━━━ Rows ━━━

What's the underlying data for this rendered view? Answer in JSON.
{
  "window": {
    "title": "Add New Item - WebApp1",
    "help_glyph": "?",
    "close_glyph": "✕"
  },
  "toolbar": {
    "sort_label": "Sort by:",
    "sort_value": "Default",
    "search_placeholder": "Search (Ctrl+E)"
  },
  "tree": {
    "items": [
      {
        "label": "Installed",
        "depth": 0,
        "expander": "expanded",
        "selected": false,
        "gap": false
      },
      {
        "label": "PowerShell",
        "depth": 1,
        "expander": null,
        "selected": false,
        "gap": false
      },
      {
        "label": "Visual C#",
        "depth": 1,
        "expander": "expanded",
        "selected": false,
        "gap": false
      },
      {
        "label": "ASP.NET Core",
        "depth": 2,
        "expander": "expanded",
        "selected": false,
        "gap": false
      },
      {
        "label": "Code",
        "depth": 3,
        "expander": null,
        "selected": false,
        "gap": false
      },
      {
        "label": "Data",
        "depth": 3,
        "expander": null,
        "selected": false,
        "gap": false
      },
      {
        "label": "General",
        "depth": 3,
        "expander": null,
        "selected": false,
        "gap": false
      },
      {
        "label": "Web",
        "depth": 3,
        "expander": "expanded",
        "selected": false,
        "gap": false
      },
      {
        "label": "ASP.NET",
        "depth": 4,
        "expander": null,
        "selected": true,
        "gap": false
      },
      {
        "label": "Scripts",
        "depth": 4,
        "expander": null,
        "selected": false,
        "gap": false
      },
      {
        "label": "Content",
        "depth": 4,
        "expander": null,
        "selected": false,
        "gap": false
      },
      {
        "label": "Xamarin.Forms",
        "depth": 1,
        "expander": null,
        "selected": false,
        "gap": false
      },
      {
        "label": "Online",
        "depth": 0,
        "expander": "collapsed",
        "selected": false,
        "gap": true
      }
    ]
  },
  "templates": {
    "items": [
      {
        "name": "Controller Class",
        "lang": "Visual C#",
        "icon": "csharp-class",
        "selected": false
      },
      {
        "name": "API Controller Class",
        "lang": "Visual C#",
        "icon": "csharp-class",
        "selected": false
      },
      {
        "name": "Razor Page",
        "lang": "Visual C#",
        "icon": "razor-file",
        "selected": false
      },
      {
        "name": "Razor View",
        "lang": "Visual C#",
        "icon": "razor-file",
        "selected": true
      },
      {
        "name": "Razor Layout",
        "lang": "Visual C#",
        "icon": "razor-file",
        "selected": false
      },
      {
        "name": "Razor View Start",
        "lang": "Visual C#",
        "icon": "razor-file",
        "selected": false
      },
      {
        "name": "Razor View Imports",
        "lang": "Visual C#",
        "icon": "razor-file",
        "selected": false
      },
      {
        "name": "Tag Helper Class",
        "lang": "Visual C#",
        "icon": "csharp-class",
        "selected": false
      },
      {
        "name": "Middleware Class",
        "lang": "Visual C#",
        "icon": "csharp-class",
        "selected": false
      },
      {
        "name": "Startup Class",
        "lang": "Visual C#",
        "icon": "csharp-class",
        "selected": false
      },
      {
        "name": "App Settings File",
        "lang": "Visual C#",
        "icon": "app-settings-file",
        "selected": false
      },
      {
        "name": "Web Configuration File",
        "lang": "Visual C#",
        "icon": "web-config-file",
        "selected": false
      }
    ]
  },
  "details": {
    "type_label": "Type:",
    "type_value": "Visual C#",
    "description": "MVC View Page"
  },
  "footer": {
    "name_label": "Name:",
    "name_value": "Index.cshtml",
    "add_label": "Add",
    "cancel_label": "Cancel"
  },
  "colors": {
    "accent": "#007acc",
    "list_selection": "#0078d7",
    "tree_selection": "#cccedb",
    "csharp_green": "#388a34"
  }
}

━━━

*Exercise prompt*. Extract all of the data above without altering anything.

*Exercise output*.
What's the underlying data for this rendered view? Answer in JSON.
{
  "window": {
    "title": "Add New Item - WebApp1",
    "help_glyph": "?",
    "close_glyph": "✕"
  },
  "toolbar": {
    "sort_label": "Sort by:",
    "sort_value": "Default",
    "search_placeholder": "Search (Ctrl+E)"
  },
  "tree": {
    "items": [
      {
        "label": "Installed",
        "depth": 0,
        "expander": "expanded",
        "selected": false,
        "gap": false
      },
      {
        "label": "PowerShell",
        "depth": 1,
        "expander": null,
        "selected": false,
        "gap": false
      },
      {
        "label": "Visual C#",
        "depth": 1,
        "expander": "expanded",
        "selected": false,
        "gap": false
      },
      {
        "label": "ASP.NET Core",
        "depth": 2,
        "expander": "expanded",
        "selected": false,
        "gap": false
      },
      {
        "label": "Code",
        "depth": 3,
        "expander": null,
        "selected": false,
        "gap": false
      },
      {
        "label": "Data",
        "depth": 3,
        "expander": null,
        "selected": false,
        "gap": false
      },
      {
        "label": "General",
        "depth": 3,
        "expander": null,
        "selected": false,
        "gap": false
      },
      {
        "label": "Web",
        "depth": 3,
        "expander": "expanded",
        "selected": false,
        "gap": false
      },
      {
        "label": "ASP.NET",
        "depth": 4,
        "expander": null,
        "selected": true,
        "gap": false
      },
      {
        "label": "Scripts",
        "depth": 4,
        "expander": null,
        "selected": false,
        "gap": false
      },
      {
        "label": "Content",
        "depth": 4,
        "expander": null,
        "selected": false,
        "gap": false
      },
      {
        "label": "Xamarin.Forms",
        "depth": 1,
        "expander": null,
        "selected": false,
        "gap": false
      },
      {
        "label": "Online",
        "depth": 0,
        "expander": "collapsed",
        "selected": false,
        "gap": true
      }
    ]
  },
  "templates": {
    "items": [
      {
        "name": "Controller Class",
        "lang": "Visual C#",
        "icon": "csharp-class",
        "selected": false
      },
      {
        "name": "API Controller Class",
        "lang": "Visual C#",
        "icon": "csharp-class",
        "selected": false
      },
      {
        "name": "Razor Page",
        "lang": "Visual C#",
        "icon": "razor-file",
        "selected": false
      },
      {
        "name": "Razor View",
        "lang": "Visual C#",
        "icon": "razor-file",
        "selected": true
      },
      {
        "name": "Razor Layout",
        "lang": "Visual C#",
        "icon": "razor-file",
        "selected": false
      },
      {
        "name": "Razor View Start",
        "lang": "Visual C#",
        "icon": "razor-file",
        "selected": false
      },
      {
        "name": "Razor View Imports",
        "lang": "Visual C#",
        "icon": "razor-file",
        "selected": false
      },
      {
        "name": "Tag Helper Class",
        "lang": "Visual C#",
        "icon": "csharp-class",
        "selected": false
      },
      {
        "name": "Middleware Class",
        "lang": "Visual C#",
        "icon": "csharp-class",
        "selected": false
      },
      {
        "name": "Startup Class",
        "lang": "Visual C#",
        "icon": "csharp-class",
        "selected": false
      },
      {
        "name": "App Settings File",
        "lang": "Visual C#",
        "icon": "app-settings-file",
        "selected": false
      },
      {
        "name": "Web Configuration File",
        "lang": "Visual C#",
        "icon": "web-config-file",
        "selected": false
      }
    ]
  },
  "details": {
    "type_label": "Type:",
    "type_value": "Visual C#",
    "description": "MVC View Page"
  },
  "footer": {
    "name_label": "Name:",
    "name_value": "Index.cshtml",
    "add_label": "Add",
    "cancel_label": "Cancel"
  },
  "colors": {
    "accent": "#007acc",
    "list_selection": "#0078d7",
    "tree_selection": "#cccedb",
    "csharp_green": "#388a34"
  }
}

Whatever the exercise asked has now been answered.